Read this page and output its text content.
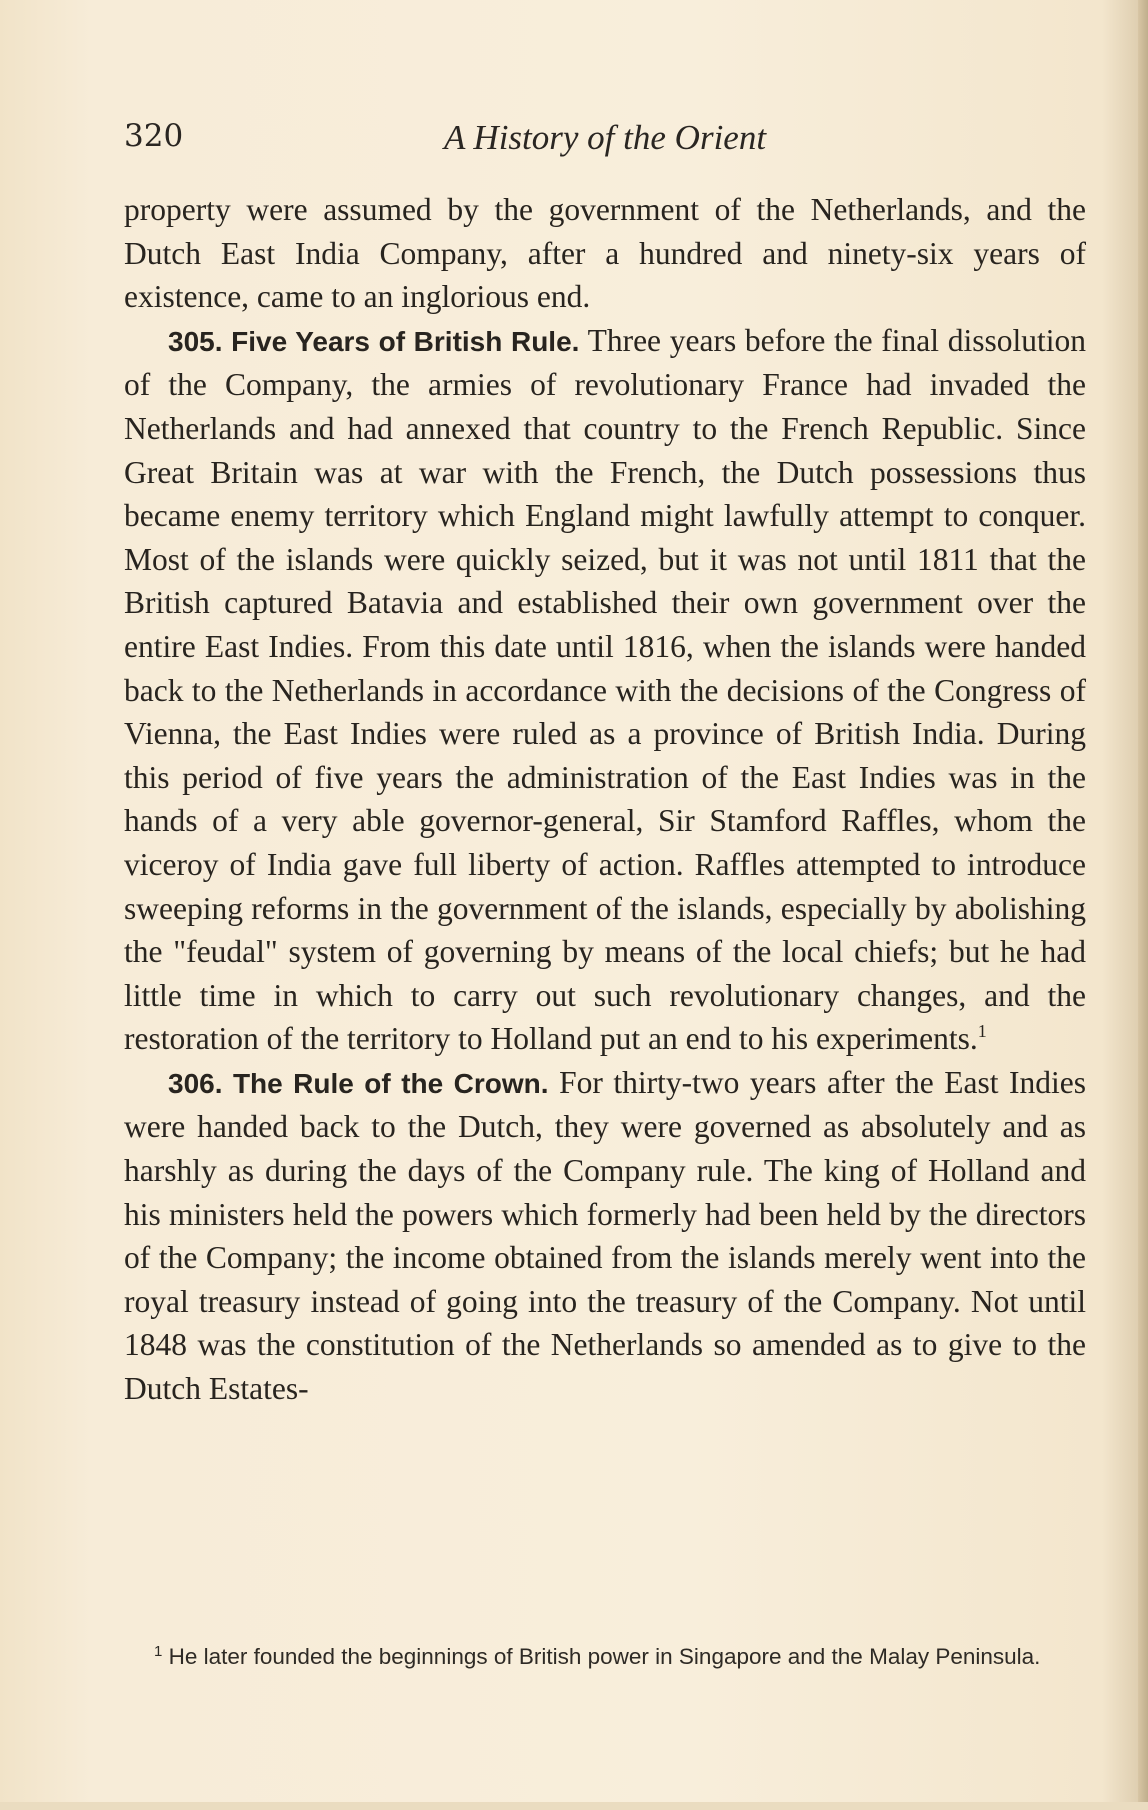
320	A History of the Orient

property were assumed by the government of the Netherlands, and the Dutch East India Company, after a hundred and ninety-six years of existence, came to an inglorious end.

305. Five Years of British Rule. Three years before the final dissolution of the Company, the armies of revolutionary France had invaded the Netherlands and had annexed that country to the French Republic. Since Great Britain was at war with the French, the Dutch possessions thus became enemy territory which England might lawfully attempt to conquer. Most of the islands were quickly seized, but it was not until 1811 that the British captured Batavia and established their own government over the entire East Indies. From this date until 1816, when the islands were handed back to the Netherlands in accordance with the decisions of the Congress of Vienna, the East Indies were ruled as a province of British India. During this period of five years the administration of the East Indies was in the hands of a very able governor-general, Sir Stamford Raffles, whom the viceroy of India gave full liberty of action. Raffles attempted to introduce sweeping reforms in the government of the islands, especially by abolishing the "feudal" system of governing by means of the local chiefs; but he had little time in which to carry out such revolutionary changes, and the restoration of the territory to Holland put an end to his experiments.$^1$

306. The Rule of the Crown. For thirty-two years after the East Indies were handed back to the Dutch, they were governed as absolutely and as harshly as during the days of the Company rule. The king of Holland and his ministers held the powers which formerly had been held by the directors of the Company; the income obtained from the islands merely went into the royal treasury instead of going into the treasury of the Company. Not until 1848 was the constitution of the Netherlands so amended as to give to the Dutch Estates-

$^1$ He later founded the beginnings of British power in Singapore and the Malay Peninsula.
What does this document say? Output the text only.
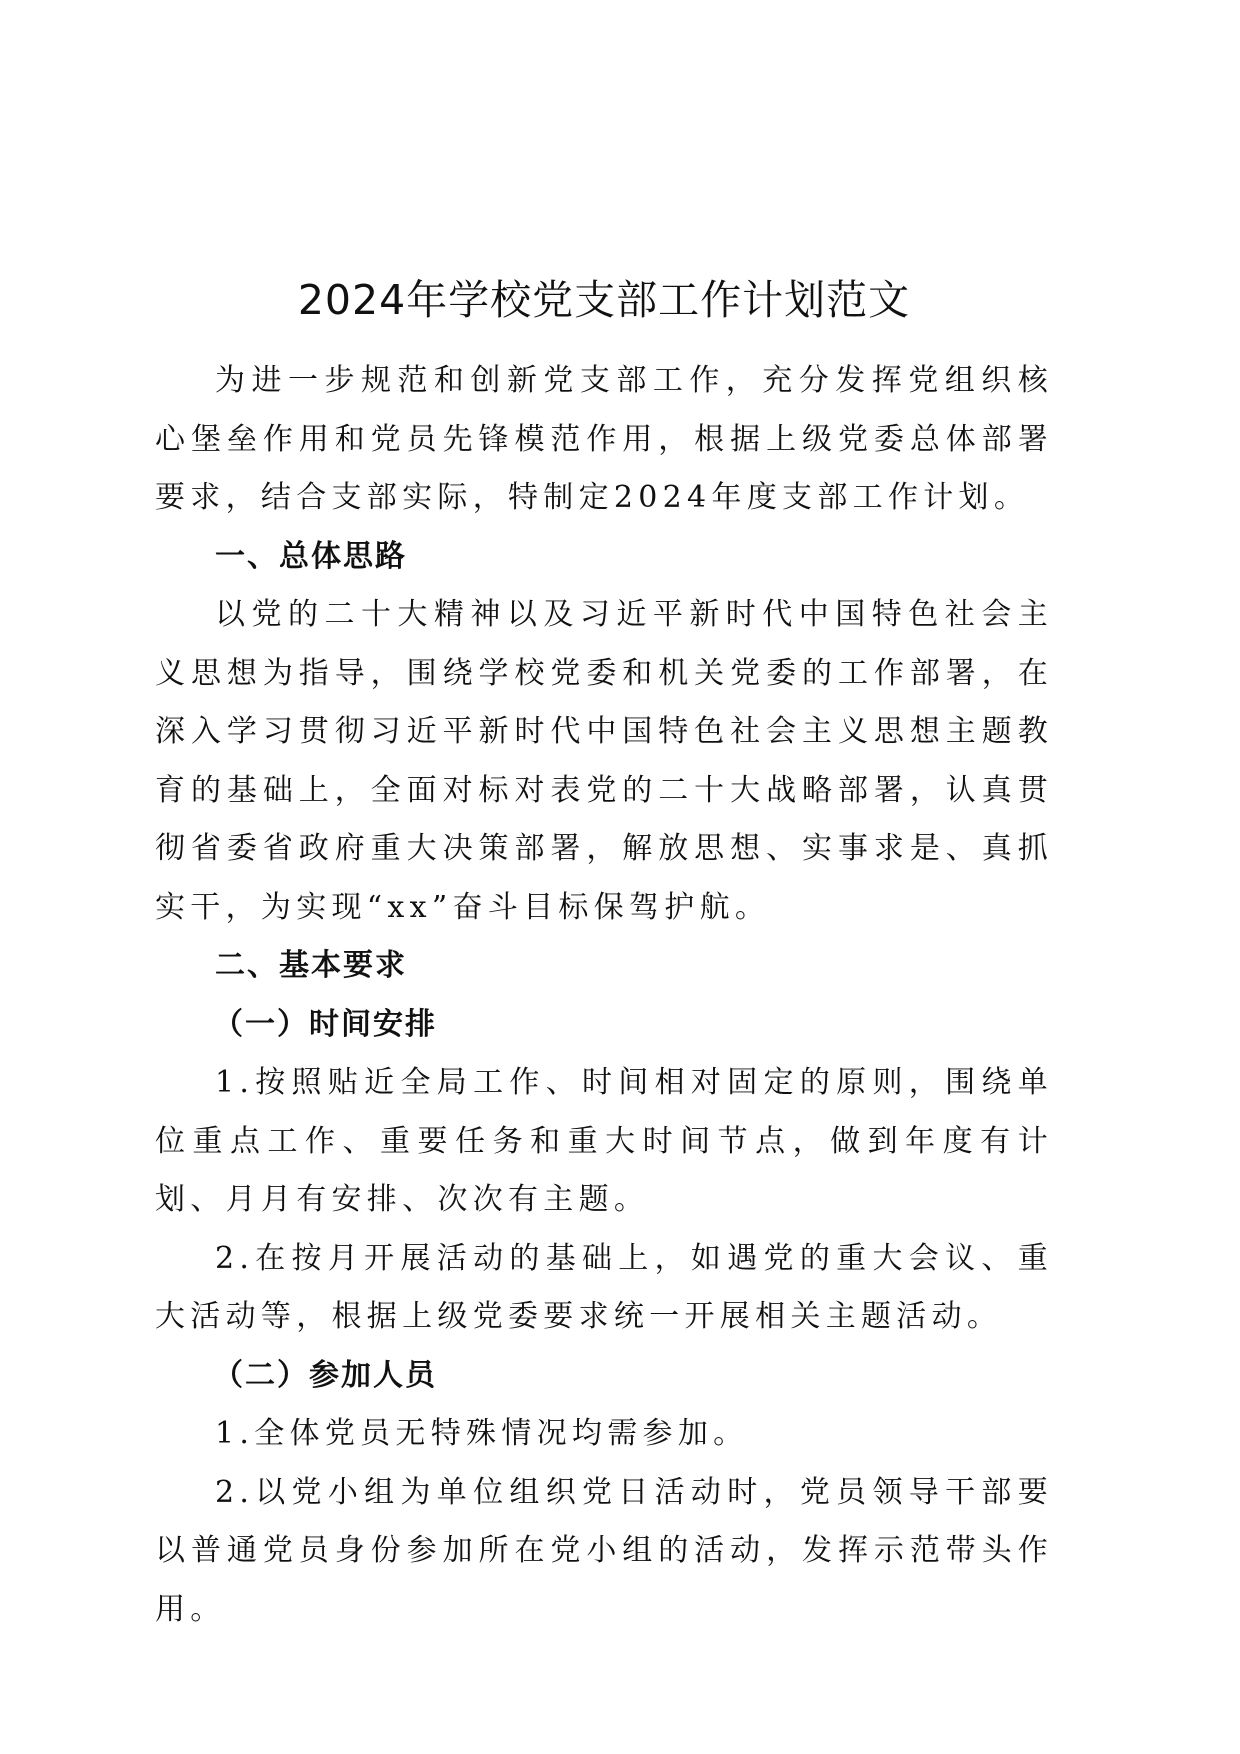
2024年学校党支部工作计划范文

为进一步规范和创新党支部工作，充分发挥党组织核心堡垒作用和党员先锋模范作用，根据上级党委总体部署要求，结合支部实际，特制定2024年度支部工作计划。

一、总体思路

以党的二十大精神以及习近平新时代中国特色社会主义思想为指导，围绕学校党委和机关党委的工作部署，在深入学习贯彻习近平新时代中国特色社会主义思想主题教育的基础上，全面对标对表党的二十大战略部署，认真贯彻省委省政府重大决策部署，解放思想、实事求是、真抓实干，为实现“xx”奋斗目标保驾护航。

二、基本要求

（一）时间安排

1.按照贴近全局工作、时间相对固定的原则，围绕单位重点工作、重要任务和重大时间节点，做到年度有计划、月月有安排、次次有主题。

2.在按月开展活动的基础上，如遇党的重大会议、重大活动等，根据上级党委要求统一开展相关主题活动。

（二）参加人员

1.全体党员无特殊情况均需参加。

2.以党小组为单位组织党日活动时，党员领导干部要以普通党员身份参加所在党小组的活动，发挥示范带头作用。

——

### What the task requires
Return the material word for word. Pictures are not part of the copy.

### Written answer
Read this page and output its text content.
320	A History of the Orient

property were assumed by the government of the Netherlands, and the Dutch East India Company, after a hundred and ninety-six years of existence, came to an inglorious end.

305. Five Years of British Rule. Three years before the final dissolution of the Company, the armies of revolutionary France had invaded the Netherlands and had annexed that country to the French Republic. Since Great Britain was at war with the French, the Dutch possessions thus became enemy territory which England might lawfully attempt to conquer. Most of the islands were quickly seized, but it was not until 1811 that the British captured Batavia and established their own government over the entire East Indies. From this date until 1816, when the islands were handed back to the Netherlands in accordance with the decisions of the Congress of Vienna, the East Indies were ruled as a province of British India. During this period of five years the administration of the East Indies was in the hands of a very able governor-general, Sir Stamford Raffles, whom the viceroy of India gave full liberty of action. Raffles attempted to introduce sweeping reforms in the government of the islands, especially by abolishing the "feudal" system of governing by means of the local chiefs; but he had little time in which to carry out such revolutionary changes, and the restoration of the territory to Holland put an end to his experiments.$^1$

306. The Rule of the Crown. For thirty-two years after the East Indies were handed back to the Dutch, they were governed as absolutely and as harshly as during the days of the Company rule. The king of Holland and his ministers held the powers which formerly had been held by the directors of the Company; the income obtained from the islands merely went into the royal treasury instead of going into the treasury of the Company. Not until 1848 was the constitution of the Netherlands so amended as to give to the Dutch Estates-

$^1$ He later founded the beginnings of British power in Singapore and the Malay Peninsula.
What does this document say? Output the text only.
2024年学校党支部工作计划范文

为进一步规范和创新党支部工作，充分发挥党组织核心堡垒作用和党员先锋模范作用，根据上级党委总体部署要求，结合支部实际，特制定2024年度支部工作计划。

一、总体思路

以党的二十大精神以及习近平新时代中国特色社会主义思想为指导，围绕学校党委和机关党委的工作部署，在深入学习贯彻习近平新时代中国特色社会主义思想主题教育的基础上，全面对标对表党的二十大战略部署，认真贯彻省委省政府重大决策部署，解放思想、实事求是、真抓实干，为实现“xx”奋斗目标保驾护航。

二、基本要求

（一）时间安排

1.按照贴近全局工作、时间相对固定的原则，围绕单位重点工作、重要任务和重大时间节点，做到年度有计划、月月有安排、次次有主题。

2.在按月开展活动的基础上，如遇党的重大会议、重大活动等，根据上级党委要求统一开展相关主题活动。

（二）参加人员

1.全体党员无特殊情况均需参加。

2.以党小组为单位组织党日活动时，党员领导干部要以普通党员身份参加所在党小组的活动，发挥示范带头作用。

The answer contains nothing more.